* begin *
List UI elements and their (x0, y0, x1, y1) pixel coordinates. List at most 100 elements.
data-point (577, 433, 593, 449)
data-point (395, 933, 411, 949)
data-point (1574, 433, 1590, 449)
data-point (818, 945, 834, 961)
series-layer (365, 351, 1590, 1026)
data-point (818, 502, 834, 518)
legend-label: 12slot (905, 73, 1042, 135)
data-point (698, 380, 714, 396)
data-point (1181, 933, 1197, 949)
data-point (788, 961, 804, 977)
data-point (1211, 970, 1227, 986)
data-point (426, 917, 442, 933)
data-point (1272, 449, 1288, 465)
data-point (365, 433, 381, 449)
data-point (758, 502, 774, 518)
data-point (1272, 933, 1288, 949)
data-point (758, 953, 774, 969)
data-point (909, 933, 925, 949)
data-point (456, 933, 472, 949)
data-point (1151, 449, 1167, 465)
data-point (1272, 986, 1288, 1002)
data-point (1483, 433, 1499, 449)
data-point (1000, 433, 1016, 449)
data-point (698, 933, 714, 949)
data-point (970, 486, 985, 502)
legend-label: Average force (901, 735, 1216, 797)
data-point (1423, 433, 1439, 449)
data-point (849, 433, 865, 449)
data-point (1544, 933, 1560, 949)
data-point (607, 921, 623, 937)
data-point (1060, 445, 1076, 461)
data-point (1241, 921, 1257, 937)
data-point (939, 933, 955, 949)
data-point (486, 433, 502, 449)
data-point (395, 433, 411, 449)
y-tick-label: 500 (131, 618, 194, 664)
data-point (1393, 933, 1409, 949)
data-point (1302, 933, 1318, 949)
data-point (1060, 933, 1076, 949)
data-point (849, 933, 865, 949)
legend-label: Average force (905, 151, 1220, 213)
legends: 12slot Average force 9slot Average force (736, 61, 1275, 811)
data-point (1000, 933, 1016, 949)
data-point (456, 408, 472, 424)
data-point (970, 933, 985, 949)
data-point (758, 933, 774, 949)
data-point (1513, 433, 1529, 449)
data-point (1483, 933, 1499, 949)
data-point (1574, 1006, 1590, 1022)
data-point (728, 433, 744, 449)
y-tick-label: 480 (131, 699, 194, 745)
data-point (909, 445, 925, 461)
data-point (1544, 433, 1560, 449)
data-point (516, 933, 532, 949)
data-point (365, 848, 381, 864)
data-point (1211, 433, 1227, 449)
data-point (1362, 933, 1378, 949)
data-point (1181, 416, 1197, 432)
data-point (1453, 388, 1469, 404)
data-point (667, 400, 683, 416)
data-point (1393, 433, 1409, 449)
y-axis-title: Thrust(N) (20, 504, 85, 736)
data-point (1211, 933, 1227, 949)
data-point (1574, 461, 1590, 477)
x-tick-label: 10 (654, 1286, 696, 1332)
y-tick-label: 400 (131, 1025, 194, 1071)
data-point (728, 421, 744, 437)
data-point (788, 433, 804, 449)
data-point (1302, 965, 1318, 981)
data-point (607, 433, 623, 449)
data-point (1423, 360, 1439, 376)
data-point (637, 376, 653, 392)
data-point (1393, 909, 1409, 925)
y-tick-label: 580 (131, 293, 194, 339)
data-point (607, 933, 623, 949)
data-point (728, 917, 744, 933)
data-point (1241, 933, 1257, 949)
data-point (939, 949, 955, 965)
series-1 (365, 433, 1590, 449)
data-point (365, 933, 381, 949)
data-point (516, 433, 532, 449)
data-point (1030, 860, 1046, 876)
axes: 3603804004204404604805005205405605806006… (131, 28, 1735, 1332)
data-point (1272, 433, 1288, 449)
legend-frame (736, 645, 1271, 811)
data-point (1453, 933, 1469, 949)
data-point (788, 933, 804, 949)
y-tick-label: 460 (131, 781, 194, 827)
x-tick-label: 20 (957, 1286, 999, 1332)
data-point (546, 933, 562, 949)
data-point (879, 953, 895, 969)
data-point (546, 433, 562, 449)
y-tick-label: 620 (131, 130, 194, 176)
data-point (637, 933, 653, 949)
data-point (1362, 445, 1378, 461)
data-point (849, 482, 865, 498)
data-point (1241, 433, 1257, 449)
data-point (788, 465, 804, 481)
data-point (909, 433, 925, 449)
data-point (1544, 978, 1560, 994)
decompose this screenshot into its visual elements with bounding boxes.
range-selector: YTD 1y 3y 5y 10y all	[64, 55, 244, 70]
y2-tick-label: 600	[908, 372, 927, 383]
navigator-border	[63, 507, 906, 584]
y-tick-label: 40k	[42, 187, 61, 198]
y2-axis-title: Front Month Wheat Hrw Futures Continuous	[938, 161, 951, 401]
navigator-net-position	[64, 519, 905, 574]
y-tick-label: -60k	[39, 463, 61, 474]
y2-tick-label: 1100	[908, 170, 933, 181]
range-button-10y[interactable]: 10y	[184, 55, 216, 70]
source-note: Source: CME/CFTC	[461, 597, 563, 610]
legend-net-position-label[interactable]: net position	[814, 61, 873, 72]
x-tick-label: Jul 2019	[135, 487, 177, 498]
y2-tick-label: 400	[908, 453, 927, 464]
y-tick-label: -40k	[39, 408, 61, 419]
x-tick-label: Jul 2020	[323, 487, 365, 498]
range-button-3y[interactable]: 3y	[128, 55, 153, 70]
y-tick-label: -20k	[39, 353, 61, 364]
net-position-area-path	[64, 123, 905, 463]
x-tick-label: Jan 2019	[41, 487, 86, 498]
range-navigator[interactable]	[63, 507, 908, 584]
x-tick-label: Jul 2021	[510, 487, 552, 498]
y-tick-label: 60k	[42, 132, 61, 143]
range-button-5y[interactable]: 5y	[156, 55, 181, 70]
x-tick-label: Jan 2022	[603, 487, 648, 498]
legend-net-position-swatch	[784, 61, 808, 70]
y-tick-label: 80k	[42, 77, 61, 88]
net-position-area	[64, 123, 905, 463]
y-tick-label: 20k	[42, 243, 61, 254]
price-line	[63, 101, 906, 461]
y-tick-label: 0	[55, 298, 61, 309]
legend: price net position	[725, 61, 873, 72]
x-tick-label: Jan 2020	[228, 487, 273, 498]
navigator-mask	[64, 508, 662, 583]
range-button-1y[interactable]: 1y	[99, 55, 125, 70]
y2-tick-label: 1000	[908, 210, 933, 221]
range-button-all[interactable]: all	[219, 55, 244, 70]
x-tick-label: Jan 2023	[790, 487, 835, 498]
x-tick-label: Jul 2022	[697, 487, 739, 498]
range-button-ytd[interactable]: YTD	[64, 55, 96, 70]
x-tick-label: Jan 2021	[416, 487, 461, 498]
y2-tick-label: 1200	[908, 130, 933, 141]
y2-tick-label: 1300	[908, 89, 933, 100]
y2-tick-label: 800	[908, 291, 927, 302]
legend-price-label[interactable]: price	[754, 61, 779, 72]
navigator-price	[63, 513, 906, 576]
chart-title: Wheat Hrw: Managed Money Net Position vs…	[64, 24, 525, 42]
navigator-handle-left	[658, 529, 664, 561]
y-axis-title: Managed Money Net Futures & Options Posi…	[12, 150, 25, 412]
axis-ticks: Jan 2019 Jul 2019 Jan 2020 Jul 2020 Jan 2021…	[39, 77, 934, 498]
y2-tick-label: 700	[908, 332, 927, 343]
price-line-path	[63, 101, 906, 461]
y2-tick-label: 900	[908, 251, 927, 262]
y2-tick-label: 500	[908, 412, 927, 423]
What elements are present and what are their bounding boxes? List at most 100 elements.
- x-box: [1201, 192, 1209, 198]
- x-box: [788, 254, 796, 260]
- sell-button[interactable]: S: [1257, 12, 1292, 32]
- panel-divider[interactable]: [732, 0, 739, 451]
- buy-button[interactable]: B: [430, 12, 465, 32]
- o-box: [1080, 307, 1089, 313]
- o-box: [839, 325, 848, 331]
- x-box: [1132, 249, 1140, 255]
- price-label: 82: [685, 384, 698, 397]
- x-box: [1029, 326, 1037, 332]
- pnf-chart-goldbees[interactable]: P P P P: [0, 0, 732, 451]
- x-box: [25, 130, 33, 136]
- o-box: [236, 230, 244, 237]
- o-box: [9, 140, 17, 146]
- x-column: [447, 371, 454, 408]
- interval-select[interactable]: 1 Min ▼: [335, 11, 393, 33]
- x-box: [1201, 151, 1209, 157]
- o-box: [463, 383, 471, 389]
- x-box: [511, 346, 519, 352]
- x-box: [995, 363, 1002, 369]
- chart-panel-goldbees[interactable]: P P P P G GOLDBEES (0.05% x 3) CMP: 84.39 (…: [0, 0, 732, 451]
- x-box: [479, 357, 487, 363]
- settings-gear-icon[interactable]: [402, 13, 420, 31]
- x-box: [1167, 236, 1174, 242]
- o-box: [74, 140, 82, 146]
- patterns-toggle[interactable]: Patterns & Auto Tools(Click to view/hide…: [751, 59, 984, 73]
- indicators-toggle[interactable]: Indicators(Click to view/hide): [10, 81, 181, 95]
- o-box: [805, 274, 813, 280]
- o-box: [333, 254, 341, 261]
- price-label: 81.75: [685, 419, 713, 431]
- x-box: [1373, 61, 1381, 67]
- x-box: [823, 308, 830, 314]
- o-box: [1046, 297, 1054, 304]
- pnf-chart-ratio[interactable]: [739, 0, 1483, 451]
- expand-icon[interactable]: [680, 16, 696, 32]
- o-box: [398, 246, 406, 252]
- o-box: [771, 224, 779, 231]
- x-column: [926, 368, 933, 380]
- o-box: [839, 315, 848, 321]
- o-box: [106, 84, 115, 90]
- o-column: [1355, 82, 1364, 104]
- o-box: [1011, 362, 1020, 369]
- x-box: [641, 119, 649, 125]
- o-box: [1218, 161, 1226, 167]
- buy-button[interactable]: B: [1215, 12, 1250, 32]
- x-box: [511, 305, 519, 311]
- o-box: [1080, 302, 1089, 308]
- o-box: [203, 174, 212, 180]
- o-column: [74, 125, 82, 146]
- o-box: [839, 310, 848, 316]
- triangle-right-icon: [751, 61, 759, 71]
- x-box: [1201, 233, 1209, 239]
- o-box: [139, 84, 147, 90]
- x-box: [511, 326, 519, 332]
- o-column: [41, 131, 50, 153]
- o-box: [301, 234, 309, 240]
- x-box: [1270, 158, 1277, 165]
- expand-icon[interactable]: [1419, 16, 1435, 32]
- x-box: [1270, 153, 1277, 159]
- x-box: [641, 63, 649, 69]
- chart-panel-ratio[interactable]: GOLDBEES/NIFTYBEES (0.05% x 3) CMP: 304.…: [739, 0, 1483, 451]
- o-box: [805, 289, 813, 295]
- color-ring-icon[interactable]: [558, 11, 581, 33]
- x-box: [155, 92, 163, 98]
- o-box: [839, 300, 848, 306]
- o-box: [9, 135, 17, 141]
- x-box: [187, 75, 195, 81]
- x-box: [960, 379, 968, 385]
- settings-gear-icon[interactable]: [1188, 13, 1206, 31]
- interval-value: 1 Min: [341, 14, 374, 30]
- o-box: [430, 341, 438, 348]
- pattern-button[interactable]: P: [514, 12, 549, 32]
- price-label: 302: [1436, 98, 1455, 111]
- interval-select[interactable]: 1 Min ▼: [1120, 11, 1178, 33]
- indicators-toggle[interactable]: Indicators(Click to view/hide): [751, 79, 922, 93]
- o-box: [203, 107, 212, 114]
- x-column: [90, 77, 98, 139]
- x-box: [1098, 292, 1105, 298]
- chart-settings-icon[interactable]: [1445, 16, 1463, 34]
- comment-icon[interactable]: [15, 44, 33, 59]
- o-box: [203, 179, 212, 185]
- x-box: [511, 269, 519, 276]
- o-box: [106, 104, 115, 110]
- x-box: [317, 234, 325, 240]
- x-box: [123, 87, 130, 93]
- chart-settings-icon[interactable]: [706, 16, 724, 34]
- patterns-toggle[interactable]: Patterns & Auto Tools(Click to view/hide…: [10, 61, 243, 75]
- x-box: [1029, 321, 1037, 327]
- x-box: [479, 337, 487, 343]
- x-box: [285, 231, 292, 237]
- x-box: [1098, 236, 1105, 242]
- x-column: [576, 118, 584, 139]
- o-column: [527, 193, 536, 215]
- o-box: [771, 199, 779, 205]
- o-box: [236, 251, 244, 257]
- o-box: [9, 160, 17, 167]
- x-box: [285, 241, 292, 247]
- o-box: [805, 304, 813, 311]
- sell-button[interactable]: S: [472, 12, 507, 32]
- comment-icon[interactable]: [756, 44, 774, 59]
* end *
__The request__
Identify every line in the items above that contains the string "gear", and copy each of those lines.

__Response__
- settings-gear-icon[interactable]: [402, 13, 420, 31]
- settings-gear-icon[interactable]: [1188, 13, 1206, 31]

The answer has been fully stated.